### EXERCISE INSTRUCTIONS:
Find each line containing the string "Cafe" and return it.

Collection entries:
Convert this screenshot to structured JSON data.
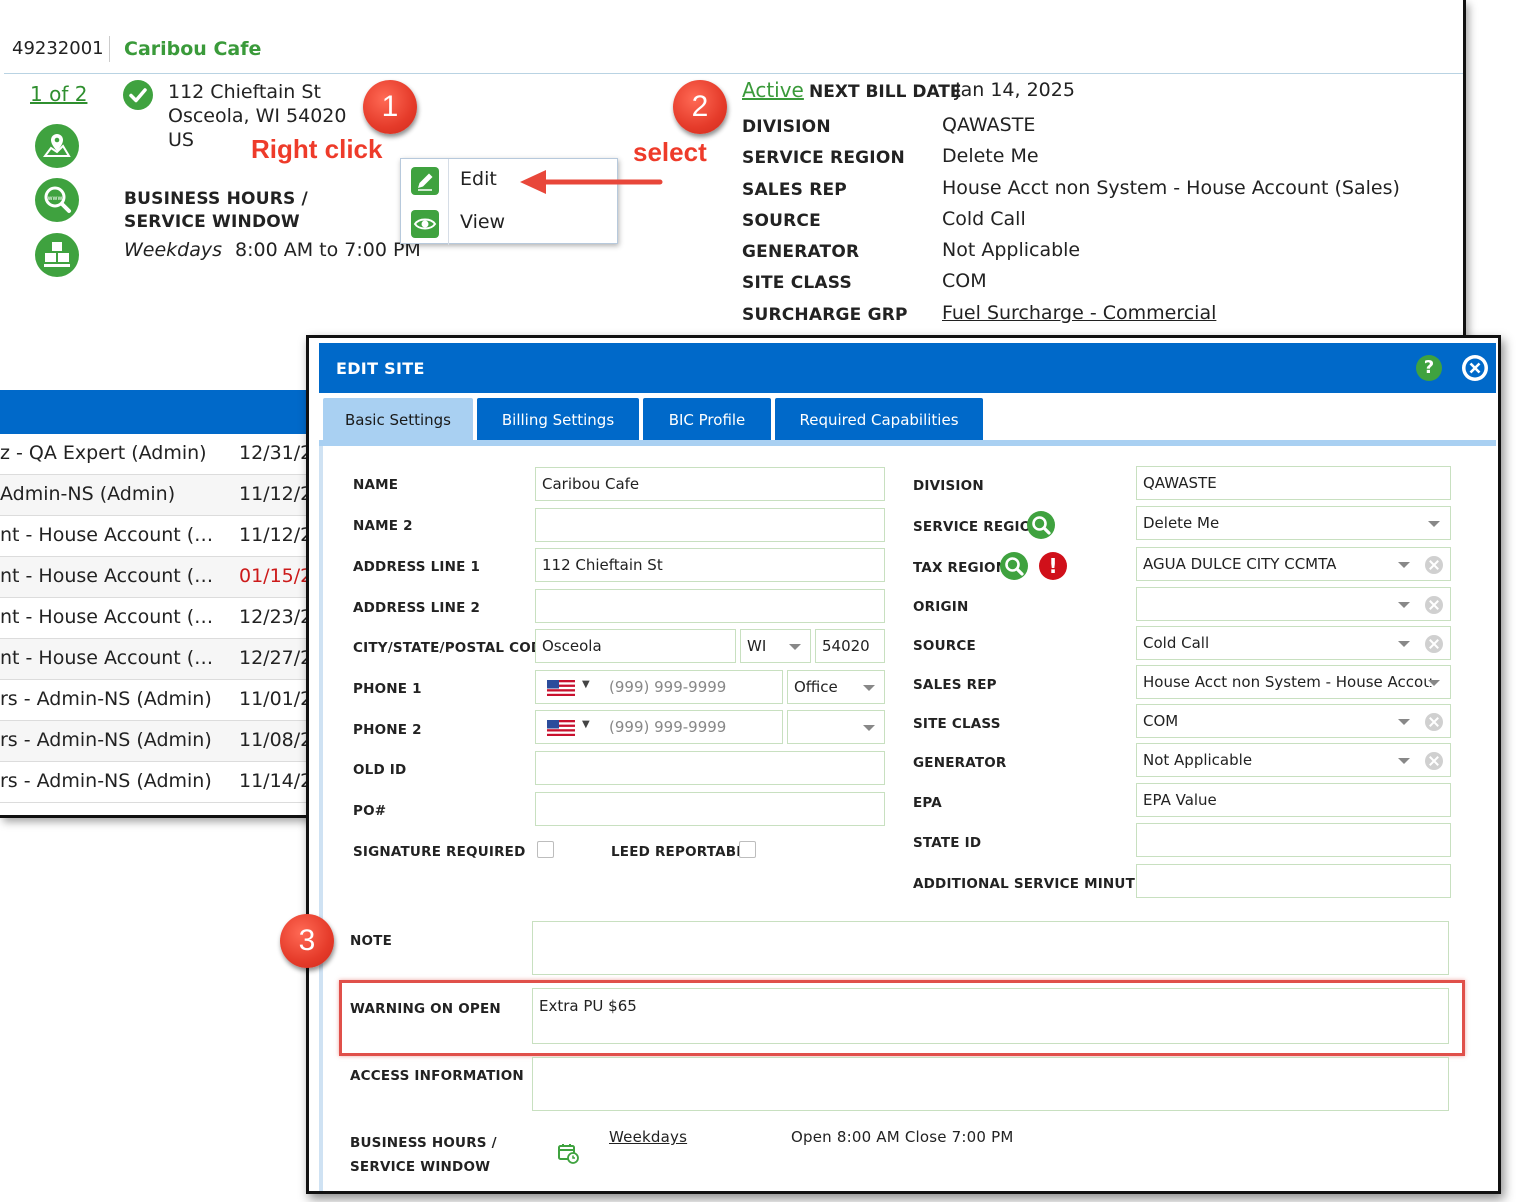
{
  "site": {
    "id": "49232001",
    "name": "Caribou Cafe",
    "pager": "1 of 2",
    "address": "112 Chieftain St\nOsceola, WI 54020\nUS",
    "business_hours_title": "BUSINESS HOURS / SERVICE WINDOW",
    "bh_days": "Weekdays",
    "bh_hours": "8:00 AM to 7:00 PM",
    "status": "Active",
    "next_bill_label": "NEXT BILL DATE",
    "next_bill_value": "Jan 14, 2025",
    "details": [
      {
        "key": "DIVISION",
        "value": "QAWASTE"
      },
      {
        "key": "SERVICE REGION",
        "value": "Delete Me"
      },
      {
        "key": "SALES REP",
        "value": "House Acct non System - House Account (Sales)"
      },
      {
        "key": "SOURCE",
        "value": "Cold Call"
      },
      {
        "key": "GENERATOR",
        "value": "Not Applicable"
      },
      {
        "key": "SITE CLASS",
        "value": "COM"
      },
      {
        "key": "SURCHARGE GRP",
        "value": "Fuel Surcharge - Commercial"
      }
    ]
  },
  "list_rows": [
    {
      "text": "z - QA Expert (Admin)",
      "date": "12/31/2"
    },
    {
      "text": "Admin-NS (Admin)",
      "date": "11/12/2"
    },
    {
      "text": "nt - House Account (…",
      "date": "11/12/2"
    },
    {
      "text": "nt - House Account (…",
      "date": "01/15/2"
    },
    {
      "text": "nt - House Account (…",
      "date": "12/23/2"
    },
    {
      "text": "nt - House Account (…",
      "date": "12/27/2"
    },
    {
      "text": "rs - Admin-NS (Admin)",
      "date": "11/01/2"
    },
    {
      "text": "rs - Admin-NS (Admin)",
      "date": "11/08/2"
    },
    {
      "text": "rs - Admin-NS (Admin)",
      "date": "11/14/2"
    }
  ],
  "context_menu": {
    "edit": "Edit",
    "view": "View"
  },
  "annotations": {
    "step1": "1",
    "step2": "2",
    "step3": "3",
    "right_click": "Right click",
    "select": "select"
  },
  "dialog": {
    "title": "EDIT SITE",
    "help": "?",
    "tabs": [
      "Basic Settings",
      "Billing Settings",
      "BIC Profile",
      "Required Capabilities"
    ],
    "labels": {
      "name": "NAME",
      "name2": "NAME 2",
      "address1": "ADDRESS LINE 1",
      "address2": "ADDRESS LINE 2",
      "city_state_zip": "CITY/STATE/POSTAL CODE",
      "phone1": "PHONE 1",
      "phone2": "PHONE 2",
      "old_id": "OLD ID",
      "po": "PO#",
      "signature": "SIGNATURE REQUIRED",
      "leed": "LEED REPORTABLE",
      "division": "DIVISION",
      "service_region": "SERVICE REGION",
      "tax_region": "TAX REGION",
      "origin": "ORIGIN",
      "source": "SOURCE",
      "sales_rep": "SALES REP",
      "site_class": "SITE CLASS",
      "generator": "GENERATOR",
      "epa": "EPA",
      "state_id": "STATE ID",
      "add_service_minutes": "ADDITIONAL SERVICE MINUTES",
      "note": "NOTE",
      "warning": "WARNING ON OPEN",
      "access": "ACCESS INFORMATION",
      "bh_line1": "BUSINESS HOURS /",
      "bh_line2": "SERVICE WINDOW"
    },
    "values": {
      "name": "Caribou Cafe",
      "address1": "112 Chieftain St",
      "city": "Osceola",
      "state": "WI",
      "zip": "54020",
      "phone_placeholder": "(999) 999-9999",
      "phone1_type": "Office",
      "division": "QAWASTE",
      "service_region": "Delete Me",
      "tax_region": "AGUA DULCE CITY CCMTA",
      "source": "Cold Call",
      "sales_rep": "House Acct non System - House Accou",
      "site_class": "COM",
      "generator": "Not Applicable",
      "epa": "EPA Value",
      "warning": "Extra PU $65",
      "bh_days": "Weekdays",
      "bh_hours": "Open 8:00 AM Close 7:00 PM"
    }
  },
  "colors": {
    "brand_blue": "#0069c9",
    "brand_green": "#3fa23f",
    "annotation_red": "#ee3b2a",
    "warning_red": "#d0101a"
  }
}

### EXERCISE SOLUTION:
    "name": "Caribou Cafe",
      "name": "Caribou Cafe",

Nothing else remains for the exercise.